## OBJECTIVE
Repeat the full listing below verbatim and keep the images out.
......
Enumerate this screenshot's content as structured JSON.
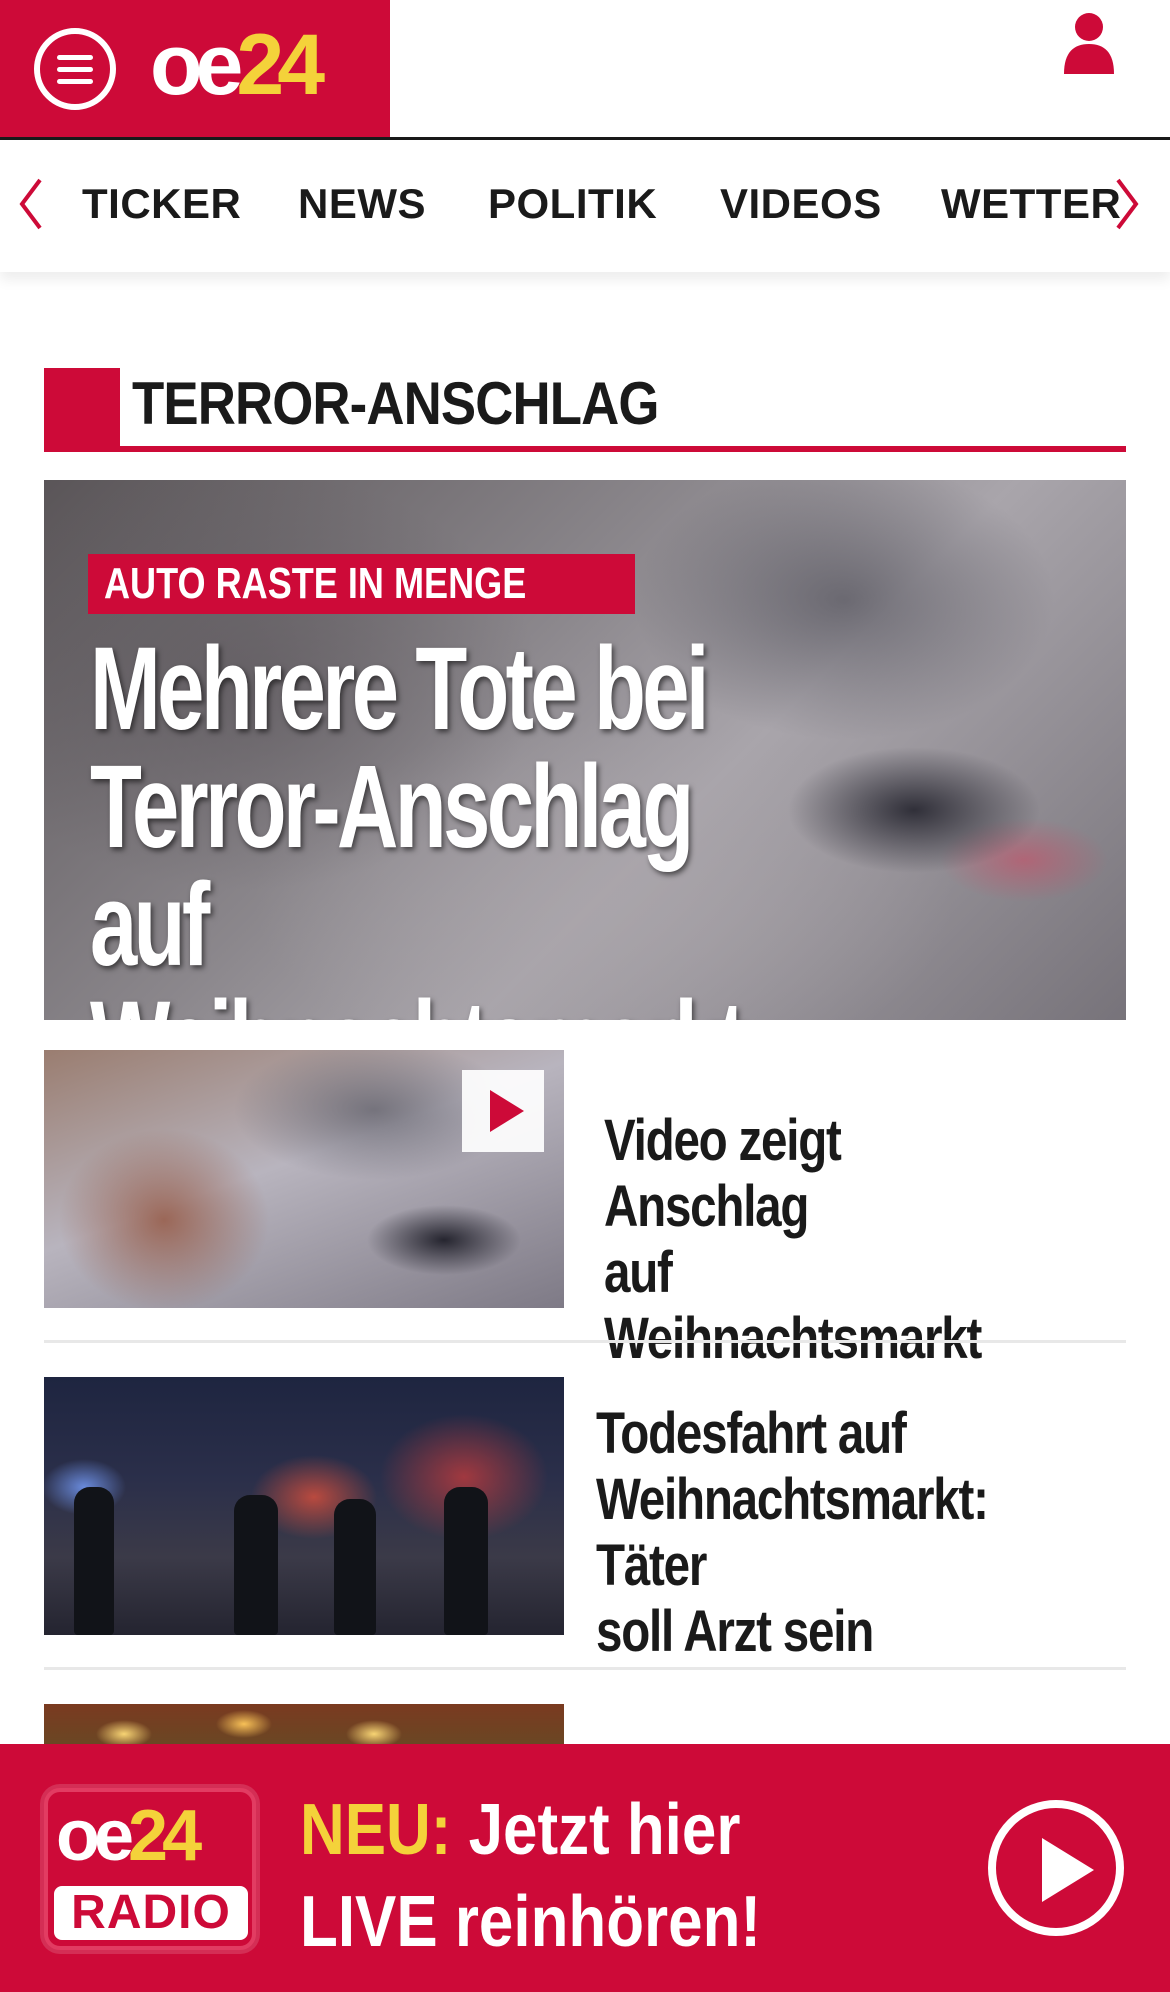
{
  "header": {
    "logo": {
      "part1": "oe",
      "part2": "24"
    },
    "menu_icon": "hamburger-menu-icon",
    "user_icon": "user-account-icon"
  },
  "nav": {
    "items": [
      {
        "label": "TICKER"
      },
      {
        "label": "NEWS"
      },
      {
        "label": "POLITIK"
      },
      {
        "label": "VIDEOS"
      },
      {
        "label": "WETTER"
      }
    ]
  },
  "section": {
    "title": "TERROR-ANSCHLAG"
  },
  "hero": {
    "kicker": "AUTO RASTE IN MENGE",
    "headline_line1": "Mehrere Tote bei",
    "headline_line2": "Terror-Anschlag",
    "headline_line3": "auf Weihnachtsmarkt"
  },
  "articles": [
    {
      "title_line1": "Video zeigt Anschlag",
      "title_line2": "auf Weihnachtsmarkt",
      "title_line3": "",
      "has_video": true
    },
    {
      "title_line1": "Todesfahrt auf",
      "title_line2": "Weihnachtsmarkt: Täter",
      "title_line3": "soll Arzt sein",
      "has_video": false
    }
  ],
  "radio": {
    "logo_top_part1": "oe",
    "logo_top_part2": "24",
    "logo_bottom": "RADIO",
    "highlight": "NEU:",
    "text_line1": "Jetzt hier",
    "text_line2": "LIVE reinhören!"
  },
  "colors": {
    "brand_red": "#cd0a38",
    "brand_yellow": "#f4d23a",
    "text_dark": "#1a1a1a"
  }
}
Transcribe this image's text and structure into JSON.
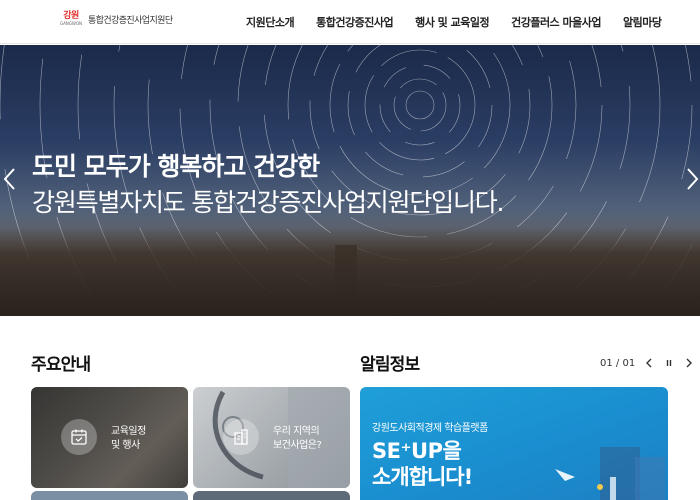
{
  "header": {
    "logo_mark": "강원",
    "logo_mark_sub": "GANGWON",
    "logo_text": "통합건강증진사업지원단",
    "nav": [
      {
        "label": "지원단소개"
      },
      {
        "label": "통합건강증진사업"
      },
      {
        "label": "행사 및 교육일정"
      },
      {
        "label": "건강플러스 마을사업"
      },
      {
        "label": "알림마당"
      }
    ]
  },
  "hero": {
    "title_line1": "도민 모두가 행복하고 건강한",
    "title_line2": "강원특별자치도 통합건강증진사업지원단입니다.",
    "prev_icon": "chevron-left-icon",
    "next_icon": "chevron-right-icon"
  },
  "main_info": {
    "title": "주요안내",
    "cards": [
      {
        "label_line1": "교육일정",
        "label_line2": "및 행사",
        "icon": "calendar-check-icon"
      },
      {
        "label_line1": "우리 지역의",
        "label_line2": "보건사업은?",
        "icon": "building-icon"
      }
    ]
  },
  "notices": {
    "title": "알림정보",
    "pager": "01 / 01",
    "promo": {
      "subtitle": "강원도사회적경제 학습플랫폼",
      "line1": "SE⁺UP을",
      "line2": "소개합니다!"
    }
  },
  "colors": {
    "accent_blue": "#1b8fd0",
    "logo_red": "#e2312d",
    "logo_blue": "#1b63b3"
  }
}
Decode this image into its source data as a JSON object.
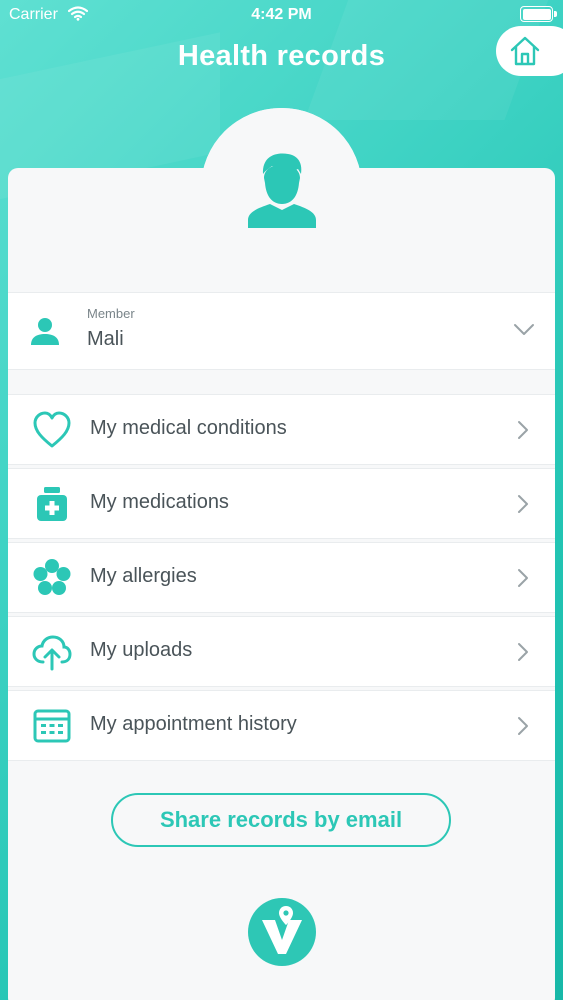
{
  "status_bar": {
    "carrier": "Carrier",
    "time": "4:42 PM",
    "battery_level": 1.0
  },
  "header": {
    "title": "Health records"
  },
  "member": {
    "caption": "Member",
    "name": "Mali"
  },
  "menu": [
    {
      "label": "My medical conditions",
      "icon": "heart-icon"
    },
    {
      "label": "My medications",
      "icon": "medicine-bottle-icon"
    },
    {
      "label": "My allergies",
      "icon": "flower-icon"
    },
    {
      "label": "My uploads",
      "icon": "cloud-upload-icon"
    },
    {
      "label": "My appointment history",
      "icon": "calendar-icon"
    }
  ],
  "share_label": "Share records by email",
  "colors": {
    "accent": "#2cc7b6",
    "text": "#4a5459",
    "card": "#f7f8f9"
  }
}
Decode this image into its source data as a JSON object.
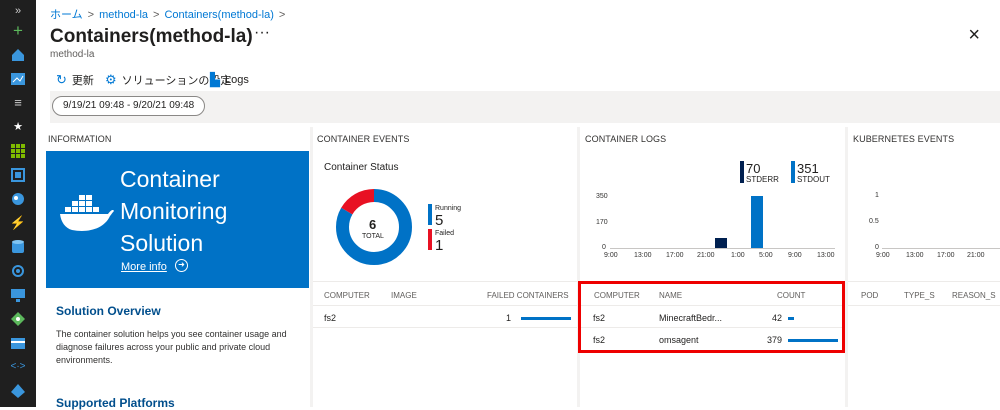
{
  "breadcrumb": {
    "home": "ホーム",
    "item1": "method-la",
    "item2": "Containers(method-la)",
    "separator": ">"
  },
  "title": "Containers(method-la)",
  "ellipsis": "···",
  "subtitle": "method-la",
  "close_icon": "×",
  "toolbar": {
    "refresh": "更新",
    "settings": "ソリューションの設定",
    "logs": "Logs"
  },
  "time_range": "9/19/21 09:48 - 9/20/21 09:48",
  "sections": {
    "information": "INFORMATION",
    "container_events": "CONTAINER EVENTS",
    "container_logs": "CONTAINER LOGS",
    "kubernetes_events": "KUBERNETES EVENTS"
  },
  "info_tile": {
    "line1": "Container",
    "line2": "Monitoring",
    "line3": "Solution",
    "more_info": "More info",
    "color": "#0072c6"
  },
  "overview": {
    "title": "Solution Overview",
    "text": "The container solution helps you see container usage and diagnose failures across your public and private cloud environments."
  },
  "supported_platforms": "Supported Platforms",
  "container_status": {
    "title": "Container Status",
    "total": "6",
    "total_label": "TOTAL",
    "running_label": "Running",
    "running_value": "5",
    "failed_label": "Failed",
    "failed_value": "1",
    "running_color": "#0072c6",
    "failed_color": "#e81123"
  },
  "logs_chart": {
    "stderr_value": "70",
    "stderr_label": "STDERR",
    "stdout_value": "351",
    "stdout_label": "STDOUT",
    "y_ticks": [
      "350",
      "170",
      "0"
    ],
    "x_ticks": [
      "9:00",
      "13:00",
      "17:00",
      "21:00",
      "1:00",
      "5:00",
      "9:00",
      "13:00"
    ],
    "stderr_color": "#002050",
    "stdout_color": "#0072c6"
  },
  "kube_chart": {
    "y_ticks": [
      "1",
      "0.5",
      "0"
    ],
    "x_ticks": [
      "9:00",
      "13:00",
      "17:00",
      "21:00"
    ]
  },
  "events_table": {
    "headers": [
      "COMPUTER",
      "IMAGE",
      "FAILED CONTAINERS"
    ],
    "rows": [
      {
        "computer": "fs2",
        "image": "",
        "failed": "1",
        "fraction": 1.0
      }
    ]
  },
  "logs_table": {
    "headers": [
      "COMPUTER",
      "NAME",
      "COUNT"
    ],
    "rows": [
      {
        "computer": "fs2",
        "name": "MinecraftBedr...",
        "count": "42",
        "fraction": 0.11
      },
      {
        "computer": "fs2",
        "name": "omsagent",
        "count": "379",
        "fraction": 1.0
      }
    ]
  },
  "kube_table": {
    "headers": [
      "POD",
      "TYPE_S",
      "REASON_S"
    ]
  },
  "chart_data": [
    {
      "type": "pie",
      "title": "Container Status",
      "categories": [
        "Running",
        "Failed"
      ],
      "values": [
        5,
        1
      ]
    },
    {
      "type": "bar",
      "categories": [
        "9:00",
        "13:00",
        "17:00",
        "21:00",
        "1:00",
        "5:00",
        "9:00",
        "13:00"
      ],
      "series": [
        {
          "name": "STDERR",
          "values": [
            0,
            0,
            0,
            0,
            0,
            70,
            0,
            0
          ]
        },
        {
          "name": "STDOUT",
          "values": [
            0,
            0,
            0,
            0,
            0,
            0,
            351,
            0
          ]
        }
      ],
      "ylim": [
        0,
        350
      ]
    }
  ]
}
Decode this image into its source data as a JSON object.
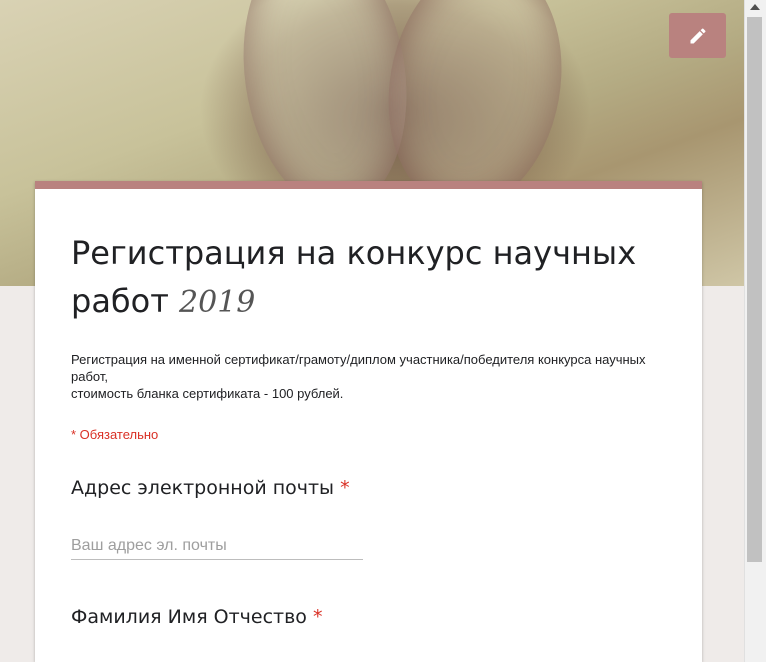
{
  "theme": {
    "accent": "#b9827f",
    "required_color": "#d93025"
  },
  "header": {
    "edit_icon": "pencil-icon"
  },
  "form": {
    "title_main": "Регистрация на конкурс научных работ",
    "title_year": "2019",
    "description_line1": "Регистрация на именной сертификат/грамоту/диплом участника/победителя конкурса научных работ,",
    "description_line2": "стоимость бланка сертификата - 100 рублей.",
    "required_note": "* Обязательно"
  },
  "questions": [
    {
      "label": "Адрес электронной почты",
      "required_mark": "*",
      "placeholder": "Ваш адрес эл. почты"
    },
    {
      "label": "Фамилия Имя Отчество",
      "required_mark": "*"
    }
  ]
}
......
## COMPLETED TASK
Enumerate this screenshot's content as structured JSON.
{
  "header": {
    "logo": {
      "part1": "oe",
      "part2": "24"
    },
    "menu_icon": "hamburger-menu-icon",
    "user_icon": "user-account-icon"
  },
  "nav": {
    "items": [
      {
        "label": "TICKER"
      },
      {
        "label": "NEWS"
      },
      {
        "label": "POLITIK"
      },
      {
        "label": "VIDEOS"
      },
      {
        "label": "WETTER"
      }
    ]
  },
  "section": {
    "title": "TERROR-ANSCHLAG"
  },
  "hero": {
    "kicker": "AUTO RASTE IN MENGE",
    "headline_line1": "Mehrere Tote bei",
    "headline_line2": "Terror-Anschlag",
    "headline_line3": "auf Weihnachtsmarkt"
  },
  "articles": [
    {
      "title_line1": "Video zeigt Anschlag",
      "title_line2": "auf Weihnachtsmarkt",
      "title_line3": "",
      "has_video": true
    },
    {
      "title_line1": "Todesfahrt auf",
      "title_line2": "Weihnachtsmarkt: Täter",
      "title_line3": "soll Arzt sein",
      "has_video": false
    }
  ],
  "radio": {
    "logo_top_part1": "oe",
    "logo_top_part2": "24",
    "logo_bottom": "RADIO",
    "highlight": "NEU:",
    "text_line1": "Jetzt hier",
    "text_line2": "LIVE reinhören!"
  },
  "colors": {
    "brand_red": "#cd0a38",
    "brand_yellow": "#f4d23a",
    "text_dark": "#1a1a1a"
  }
}
Transcribe this image's text and structure into JSON.
{
  "header": {
    "logo_mark": "강원",
    "logo_mark_sub": "GANGWON",
    "logo_text": "통합건강증진사업지원단",
    "nav": [
      {
        "label": "지원단소개"
      },
      {
        "label": "통합건강증진사업"
      },
      {
        "label": "행사 및 교육일정"
      },
      {
        "label": "건강플러스 마을사업"
      },
      {
        "label": "알림마당"
      }
    ]
  },
  "hero": {
    "title_line1": "도민 모두가 행복하고 건강한",
    "title_line2": "강원특별자치도 통합건강증진사업지원단입니다.",
    "prev_icon": "chevron-left-icon",
    "next_icon": "chevron-right-icon"
  },
  "main_info": {
    "title": "주요안내",
    "cards": [
      {
        "label_line1": "교육일정",
        "label_line2": "및 행사",
        "icon": "calendar-check-icon"
      },
      {
        "label_line1": "우리 지역의",
        "label_line2": "보건사업은?",
        "icon": "building-icon"
      }
    ]
  },
  "notices": {
    "title": "알림정보",
    "pager": "01 / 01",
    "promo": {
      "subtitle": "강원도사회적경제 학습플랫폼",
      "line1": "SE⁺UP을",
      "line2": "소개합니다!"
    }
  },
  "colors": {
    "accent_blue": "#1b8fd0",
    "logo_red": "#e2312d",
    "logo_blue": "#1b63b3"
  }
}
Decode this image into its source data as a JSON object.
{
  "status_bar": {
    "carrier": "Carrier",
    "time": "4:42 PM",
    "battery_level": 1.0
  },
  "header": {
    "title": "Health records"
  },
  "member": {
    "caption": "Member",
    "name": "Mali"
  },
  "menu": [
    {
      "label": "My medical conditions",
      "icon": "heart-icon"
    },
    {
      "label": "My medications",
      "icon": "medicine-bottle-icon"
    },
    {
      "label": "My allergies",
      "icon": "flower-icon"
    },
    {
      "label": "My uploads",
      "icon": "cloud-upload-icon"
    },
    {
      "label": "My appointment history",
      "icon": "calendar-icon"
    }
  ],
  "share_label": "Share records by email",
  "colors": {
    "accent": "#2cc7b6",
    "text": "#4a5459",
    "card": "#f7f8f9"
  }
}
Decode this image into its source data as a JSON object.
{
  "breadcrumb": {
    "home": "ホーム",
    "item1": "method-la",
    "item2": "Containers(method-la)",
    "separator": ">"
  },
  "title": "Containers(method-la)",
  "ellipsis": "···",
  "subtitle": "method-la",
  "close_icon": "×",
  "toolbar": {
    "refresh": "更新",
    "settings": "ソリューションの設定",
    "logs": "Logs"
  },
  "time_range": "9/19/21 09:48 - 9/20/21 09:48",
  "sections": {
    "information": "INFORMATION",
    "container_events": "CONTAINER EVENTS",
    "container_logs": "CONTAINER LOGS",
    "kubernetes_events": "KUBERNETES EVENTS"
  },
  "info_tile": {
    "line1": "Container",
    "line2": "Monitoring",
    "line3": "Solution",
    "more_info": "More info",
    "color": "#0072c6"
  },
  "overview": {
    "title": "Solution Overview",
    "text": "The container solution helps you see container usage and diagnose failures across your public and private cloud environments."
  },
  "supported_platforms": "Supported Platforms",
  "container_status": {
    "title": "Container Status",
    "total": "6",
    "total_label": "TOTAL",
    "running_label": "Running",
    "running_value": "5",
    "failed_label": "Failed",
    "failed_value": "1",
    "running_color": "#0072c6",
    "failed_color": "#e81123"
  },
  "logs_chart": {
    "stderr_value": "70",
    "stderr_label": "STDERR",
    "stdout_value": "351",
    "stdout_label": "STDOUT",
    "y_ticks": [
      "350",
      "170",
      "0"
    ],
    "x_ticks": [
      "9:00",
      "13:00",
      "17:00",
      "21:00",
      "1:00",
      "5:00",
      "9:00",
      "13:00"
    ],
    "stderr_color": "#002050",
    "stdout_color": "#0072c6"
  },
  "kube_chart": {
    "y_ticks": [
      "1",
      "0.5",
      "0"
    ],
    "x_ticks": [
      "9:00",
      "13:00",
      "17:00",
      "21:00"
    ]
  },
  "events_table": {
    "headers": [
      "COMPUTER",
      "IMAGE",
      "FAILED CONTAINERS"
    ],
    "rows": [
      {
        "computer": "fs2",
        "image": "",
        "failed": "1",
        "fraction": 1.0
      }
    ]
  },
  "logs_table": {
    "headers": [
      "COMPUTER",
      "NAME",
      "COUNT"
    ],
    "rows": [
      {
        "computer": "fs2",
        "name": "MinecraftBedr...",
        "count": "42",
        "fraction": 0.11
      },
      {
        "computer": "fs2",
        "name": "omsagent",
        "count": "379",
        "fraction": 1.0
      }
    ]
  },
  "kube_table": {
    "headers": [
      "POD",
      "TYPE_S",
      "REASON_S"
    ]
  },
  "chart_data": [
    {
      "type": "pie",
      "title": "Container Status",
      "categories": [
        "Running",
        "Failed"
      ],
      "values": [
        5,
        1
      ]
    },
    {
      "type": "bar",
      "categories": [
        "9:00",
        "13:00",
        "17:00",
        "21:00",
        "1:00",
        "5:00",
        "9:00",
        "13:00"
      ],
      "series": [
        {
          "name": "STDERR",
          "values": [
            0,
            0,
            0,
            0,
            0,
            70,
            0,
            0
          ]
        },
        {
          "name": "STDOUT",
          "values": [
            0,
            0,
            0,
            0,
            0,
            0,
            351,
            0
          ]
        }
      ],
      "ylim": [
        0,
        350
      ]
    }
  ]
}
Decode this image into its source data as a JSON object.
{
  "theme": {
    "accent": "#b9827f",
    "required_color": "#d93025"
  },
  "header": {
    "edit_icon": "pencil-icon"
  },
  "form": {
    "title_main": "Регистрация на конкурс научных работ",
    "title_year": "2019",
    "description_line1": "Регистрация на именной сертификат/грамоту/диплом участника/победителя конкурса научных работ,",
    "description_line2": "стоимость бланка сертификата - 100 рублей.",
    "required_note": "* Обязательно"
  },
  "questions": [
    {
      "label": "Адрес электронной почты",
      "required_mark": "*",
      "placeholder": "Ваш адрес эл. почты"
    },
    {
      "label": "Фамилия Имя Отчество",
      "required_mark": "*"
    }
  ]
}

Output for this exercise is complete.